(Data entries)

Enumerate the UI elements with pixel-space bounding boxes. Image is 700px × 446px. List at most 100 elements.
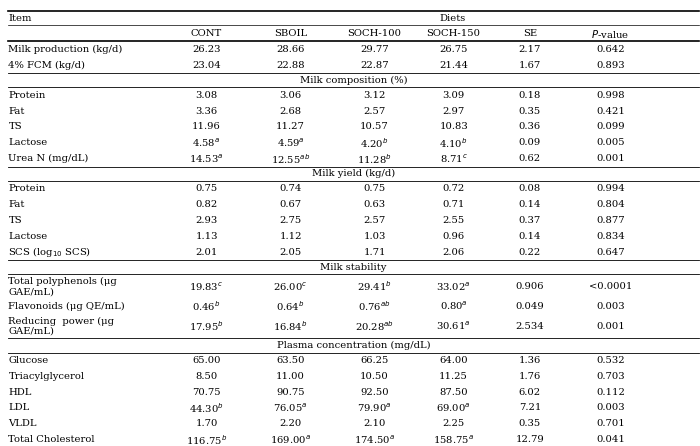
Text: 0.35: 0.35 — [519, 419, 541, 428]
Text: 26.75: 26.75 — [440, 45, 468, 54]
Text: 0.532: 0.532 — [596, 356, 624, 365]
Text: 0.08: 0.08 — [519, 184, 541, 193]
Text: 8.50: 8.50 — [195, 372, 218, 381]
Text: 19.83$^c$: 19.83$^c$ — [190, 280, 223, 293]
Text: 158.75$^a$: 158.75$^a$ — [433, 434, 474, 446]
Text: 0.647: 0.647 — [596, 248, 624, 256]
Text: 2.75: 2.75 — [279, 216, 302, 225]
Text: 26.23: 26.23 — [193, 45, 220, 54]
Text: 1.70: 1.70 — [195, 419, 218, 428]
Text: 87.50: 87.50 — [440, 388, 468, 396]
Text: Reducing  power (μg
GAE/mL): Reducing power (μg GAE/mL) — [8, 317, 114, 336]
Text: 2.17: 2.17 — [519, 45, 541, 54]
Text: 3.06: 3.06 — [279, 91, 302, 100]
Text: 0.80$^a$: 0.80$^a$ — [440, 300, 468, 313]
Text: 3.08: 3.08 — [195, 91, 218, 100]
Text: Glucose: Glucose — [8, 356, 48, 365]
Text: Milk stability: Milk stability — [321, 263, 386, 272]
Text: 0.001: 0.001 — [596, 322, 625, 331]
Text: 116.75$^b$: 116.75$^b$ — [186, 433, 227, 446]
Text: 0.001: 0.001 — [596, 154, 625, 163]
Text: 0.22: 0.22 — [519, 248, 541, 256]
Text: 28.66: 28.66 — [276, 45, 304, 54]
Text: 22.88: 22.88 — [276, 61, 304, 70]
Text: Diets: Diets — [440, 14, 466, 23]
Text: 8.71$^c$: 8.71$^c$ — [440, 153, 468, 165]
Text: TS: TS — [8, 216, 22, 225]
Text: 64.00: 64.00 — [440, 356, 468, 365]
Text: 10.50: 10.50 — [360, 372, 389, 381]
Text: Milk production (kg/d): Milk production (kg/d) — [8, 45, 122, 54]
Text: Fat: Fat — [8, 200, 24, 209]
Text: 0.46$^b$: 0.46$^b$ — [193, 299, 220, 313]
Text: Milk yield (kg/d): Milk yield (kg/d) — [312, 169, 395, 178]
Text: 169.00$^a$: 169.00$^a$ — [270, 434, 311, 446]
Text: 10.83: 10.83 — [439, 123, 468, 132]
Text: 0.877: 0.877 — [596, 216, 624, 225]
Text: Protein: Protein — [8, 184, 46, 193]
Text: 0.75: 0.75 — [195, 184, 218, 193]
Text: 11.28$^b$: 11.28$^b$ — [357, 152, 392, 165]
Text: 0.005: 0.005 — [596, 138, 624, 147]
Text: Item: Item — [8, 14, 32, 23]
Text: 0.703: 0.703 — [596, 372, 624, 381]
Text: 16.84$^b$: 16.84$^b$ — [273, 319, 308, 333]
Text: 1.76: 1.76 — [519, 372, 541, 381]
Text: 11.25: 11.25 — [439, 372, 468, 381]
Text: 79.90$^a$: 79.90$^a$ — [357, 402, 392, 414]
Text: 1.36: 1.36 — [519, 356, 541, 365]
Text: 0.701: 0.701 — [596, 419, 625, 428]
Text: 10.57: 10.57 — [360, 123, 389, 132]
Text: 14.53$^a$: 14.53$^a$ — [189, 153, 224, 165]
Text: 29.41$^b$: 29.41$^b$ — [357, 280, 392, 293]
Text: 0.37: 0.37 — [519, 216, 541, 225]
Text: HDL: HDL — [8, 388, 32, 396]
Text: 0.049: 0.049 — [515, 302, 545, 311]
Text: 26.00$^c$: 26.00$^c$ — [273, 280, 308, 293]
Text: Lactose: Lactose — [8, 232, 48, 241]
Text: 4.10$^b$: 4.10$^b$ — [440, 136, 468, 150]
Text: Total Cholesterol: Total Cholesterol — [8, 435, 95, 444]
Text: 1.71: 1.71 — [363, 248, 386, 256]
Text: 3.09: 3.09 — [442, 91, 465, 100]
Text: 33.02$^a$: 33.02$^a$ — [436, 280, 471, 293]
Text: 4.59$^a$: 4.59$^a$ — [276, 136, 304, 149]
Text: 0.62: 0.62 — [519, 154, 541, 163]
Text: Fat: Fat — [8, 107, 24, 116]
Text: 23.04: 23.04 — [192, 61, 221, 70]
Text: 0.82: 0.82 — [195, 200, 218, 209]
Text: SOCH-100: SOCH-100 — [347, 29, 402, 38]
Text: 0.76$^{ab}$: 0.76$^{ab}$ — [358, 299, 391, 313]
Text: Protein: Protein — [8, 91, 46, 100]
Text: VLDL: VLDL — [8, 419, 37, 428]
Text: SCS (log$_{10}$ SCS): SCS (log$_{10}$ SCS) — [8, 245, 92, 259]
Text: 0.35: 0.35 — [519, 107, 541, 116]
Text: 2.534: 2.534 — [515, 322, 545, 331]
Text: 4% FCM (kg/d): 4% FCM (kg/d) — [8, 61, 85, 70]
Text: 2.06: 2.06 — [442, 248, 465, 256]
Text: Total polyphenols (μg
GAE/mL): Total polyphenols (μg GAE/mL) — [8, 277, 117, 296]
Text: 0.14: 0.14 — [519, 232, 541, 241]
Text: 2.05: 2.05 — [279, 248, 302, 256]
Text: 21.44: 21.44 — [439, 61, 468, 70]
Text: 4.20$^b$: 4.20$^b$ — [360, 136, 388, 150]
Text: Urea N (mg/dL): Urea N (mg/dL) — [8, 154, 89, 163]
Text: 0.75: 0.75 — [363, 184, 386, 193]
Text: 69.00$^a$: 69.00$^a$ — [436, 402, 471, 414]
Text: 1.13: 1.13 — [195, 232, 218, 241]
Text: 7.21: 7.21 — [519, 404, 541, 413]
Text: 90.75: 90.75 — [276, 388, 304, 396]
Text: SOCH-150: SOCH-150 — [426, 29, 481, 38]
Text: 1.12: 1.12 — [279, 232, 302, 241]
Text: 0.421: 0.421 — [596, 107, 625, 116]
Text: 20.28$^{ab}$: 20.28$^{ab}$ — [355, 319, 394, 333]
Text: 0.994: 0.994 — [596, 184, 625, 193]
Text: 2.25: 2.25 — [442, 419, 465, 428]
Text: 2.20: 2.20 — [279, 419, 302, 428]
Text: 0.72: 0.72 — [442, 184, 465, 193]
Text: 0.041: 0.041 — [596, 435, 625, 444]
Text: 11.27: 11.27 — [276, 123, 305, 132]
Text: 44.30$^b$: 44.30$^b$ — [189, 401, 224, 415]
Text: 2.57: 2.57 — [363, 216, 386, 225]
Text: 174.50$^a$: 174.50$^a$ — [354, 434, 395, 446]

● WHAT TO PRODUCE: Each line holding the word "Milk" must be pulled from the records.

● TASK SOLUTION:
Text: Milk stability: Milk stability — [321, 263, 386, 272]
Text: Milk production (kg/d): Milk production (kg/d) — [8, 45, 122, 54]
Text: Milk yield (kg/d): Milk yield (kg/d) — [312, 169, 395, 178]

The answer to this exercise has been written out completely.